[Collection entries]
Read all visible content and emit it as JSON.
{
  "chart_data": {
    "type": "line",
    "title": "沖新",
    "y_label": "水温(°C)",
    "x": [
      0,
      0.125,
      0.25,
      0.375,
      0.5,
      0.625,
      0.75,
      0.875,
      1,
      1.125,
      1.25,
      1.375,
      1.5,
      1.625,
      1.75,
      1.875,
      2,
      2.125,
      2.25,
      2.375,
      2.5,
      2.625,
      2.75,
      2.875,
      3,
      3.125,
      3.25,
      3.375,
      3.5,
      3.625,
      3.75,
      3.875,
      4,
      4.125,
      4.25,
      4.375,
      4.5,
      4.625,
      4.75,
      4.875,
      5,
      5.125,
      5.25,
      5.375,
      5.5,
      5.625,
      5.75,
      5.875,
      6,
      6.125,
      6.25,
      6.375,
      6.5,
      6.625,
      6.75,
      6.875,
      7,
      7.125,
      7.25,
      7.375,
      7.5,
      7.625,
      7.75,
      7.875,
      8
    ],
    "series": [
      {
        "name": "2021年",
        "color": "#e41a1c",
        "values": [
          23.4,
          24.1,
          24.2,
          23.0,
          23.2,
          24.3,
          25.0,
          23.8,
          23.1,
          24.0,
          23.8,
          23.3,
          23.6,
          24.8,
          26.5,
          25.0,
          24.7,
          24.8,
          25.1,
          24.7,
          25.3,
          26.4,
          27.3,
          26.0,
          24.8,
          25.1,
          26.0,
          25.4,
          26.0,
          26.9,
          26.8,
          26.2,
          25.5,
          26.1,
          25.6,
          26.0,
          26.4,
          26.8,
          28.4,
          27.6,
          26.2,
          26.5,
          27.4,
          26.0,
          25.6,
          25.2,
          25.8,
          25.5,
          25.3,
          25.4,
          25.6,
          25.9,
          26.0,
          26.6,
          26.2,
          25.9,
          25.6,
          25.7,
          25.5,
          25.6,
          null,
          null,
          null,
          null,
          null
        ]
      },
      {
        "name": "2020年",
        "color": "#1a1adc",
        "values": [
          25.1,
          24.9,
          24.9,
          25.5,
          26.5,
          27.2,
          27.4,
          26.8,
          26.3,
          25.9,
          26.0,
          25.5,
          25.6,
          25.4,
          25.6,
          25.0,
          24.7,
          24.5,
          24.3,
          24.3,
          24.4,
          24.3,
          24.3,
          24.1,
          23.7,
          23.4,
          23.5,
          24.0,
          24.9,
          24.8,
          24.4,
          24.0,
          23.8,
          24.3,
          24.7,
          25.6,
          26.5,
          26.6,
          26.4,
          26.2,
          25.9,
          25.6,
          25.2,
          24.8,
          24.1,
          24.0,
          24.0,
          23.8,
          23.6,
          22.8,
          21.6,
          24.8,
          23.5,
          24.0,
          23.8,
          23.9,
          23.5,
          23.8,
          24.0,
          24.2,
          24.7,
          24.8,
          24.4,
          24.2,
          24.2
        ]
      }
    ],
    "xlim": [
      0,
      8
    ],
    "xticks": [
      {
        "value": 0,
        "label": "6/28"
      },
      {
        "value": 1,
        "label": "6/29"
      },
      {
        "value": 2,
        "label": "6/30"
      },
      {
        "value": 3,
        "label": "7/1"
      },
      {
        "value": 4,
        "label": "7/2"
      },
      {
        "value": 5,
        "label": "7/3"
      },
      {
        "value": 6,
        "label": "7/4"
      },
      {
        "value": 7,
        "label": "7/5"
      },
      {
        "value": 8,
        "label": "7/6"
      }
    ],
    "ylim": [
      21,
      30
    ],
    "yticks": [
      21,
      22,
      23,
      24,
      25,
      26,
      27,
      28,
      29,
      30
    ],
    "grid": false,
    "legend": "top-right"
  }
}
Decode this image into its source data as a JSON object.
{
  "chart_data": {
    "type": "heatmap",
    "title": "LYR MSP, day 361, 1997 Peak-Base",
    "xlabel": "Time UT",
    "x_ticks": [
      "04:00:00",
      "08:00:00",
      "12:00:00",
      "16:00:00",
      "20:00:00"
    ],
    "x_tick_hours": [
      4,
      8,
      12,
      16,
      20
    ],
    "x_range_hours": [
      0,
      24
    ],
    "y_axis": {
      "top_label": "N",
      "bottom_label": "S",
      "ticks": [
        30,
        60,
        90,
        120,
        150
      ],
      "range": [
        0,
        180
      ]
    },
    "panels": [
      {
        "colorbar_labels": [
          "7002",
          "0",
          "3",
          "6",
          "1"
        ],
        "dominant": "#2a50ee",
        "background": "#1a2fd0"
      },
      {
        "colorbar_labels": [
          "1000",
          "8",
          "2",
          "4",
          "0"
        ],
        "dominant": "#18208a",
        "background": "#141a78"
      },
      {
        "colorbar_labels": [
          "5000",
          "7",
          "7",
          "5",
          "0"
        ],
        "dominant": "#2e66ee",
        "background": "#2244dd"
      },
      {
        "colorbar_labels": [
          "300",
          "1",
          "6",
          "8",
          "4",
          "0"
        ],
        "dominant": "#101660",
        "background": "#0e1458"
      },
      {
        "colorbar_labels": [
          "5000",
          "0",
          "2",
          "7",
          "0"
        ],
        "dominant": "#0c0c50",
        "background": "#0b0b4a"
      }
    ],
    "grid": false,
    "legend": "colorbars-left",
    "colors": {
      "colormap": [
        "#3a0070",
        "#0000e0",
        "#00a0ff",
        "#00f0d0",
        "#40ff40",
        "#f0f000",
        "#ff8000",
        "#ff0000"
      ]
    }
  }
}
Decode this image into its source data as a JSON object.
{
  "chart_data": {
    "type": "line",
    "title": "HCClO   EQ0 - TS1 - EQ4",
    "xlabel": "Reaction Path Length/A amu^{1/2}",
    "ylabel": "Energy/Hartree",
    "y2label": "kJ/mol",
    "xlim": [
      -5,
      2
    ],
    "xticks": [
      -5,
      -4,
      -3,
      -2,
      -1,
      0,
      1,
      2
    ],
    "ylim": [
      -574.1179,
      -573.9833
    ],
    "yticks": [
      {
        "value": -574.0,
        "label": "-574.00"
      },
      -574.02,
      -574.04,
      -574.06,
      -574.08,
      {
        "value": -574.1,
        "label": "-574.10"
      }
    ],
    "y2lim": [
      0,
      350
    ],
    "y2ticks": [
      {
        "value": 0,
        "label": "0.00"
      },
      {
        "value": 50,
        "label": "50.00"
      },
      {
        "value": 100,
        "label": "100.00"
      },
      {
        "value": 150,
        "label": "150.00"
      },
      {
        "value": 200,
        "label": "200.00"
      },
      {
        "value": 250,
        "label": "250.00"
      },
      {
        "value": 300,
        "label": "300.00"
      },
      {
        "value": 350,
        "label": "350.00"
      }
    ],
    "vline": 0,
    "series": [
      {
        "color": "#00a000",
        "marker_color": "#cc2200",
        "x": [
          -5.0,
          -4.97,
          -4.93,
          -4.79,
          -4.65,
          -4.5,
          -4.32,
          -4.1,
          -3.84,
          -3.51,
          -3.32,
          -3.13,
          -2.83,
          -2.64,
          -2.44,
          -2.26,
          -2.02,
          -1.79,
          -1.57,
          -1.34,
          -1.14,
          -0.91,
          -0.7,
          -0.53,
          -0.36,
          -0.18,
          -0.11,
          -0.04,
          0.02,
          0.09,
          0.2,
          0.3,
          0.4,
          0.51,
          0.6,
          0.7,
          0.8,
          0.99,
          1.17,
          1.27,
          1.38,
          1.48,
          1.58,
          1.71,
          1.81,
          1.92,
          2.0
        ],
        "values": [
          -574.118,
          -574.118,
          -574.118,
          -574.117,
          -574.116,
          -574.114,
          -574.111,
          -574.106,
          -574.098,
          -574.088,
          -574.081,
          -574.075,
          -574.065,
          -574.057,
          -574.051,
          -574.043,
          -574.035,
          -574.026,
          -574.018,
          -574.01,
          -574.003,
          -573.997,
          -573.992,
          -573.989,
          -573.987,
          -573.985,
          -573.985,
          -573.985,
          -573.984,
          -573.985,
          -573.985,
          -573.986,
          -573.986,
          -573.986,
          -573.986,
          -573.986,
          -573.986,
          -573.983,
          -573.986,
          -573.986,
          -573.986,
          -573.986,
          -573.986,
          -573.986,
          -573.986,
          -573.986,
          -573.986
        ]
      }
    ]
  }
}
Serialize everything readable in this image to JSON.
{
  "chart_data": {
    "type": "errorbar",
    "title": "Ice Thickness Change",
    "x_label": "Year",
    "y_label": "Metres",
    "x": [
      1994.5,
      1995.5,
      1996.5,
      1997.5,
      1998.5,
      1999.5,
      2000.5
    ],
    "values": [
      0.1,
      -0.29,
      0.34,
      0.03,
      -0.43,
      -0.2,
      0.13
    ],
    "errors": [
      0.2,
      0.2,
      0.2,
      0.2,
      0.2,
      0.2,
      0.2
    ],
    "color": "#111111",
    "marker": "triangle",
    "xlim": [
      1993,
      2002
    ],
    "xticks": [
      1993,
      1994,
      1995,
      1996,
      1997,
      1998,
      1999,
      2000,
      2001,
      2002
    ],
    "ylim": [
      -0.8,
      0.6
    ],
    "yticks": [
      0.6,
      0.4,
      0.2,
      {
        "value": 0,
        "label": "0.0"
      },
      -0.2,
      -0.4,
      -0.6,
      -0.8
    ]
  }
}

### CHALLENGE
Where a line holds "JSON", copy it out.

### OUTPUT FOR THIS EXERCISE
Read all visible content and emit it as JSON.
Decode this image into its source data as a JSON object.
Decode this image into its source data as a JSON object.
Serialize everything readable in this image to JSON.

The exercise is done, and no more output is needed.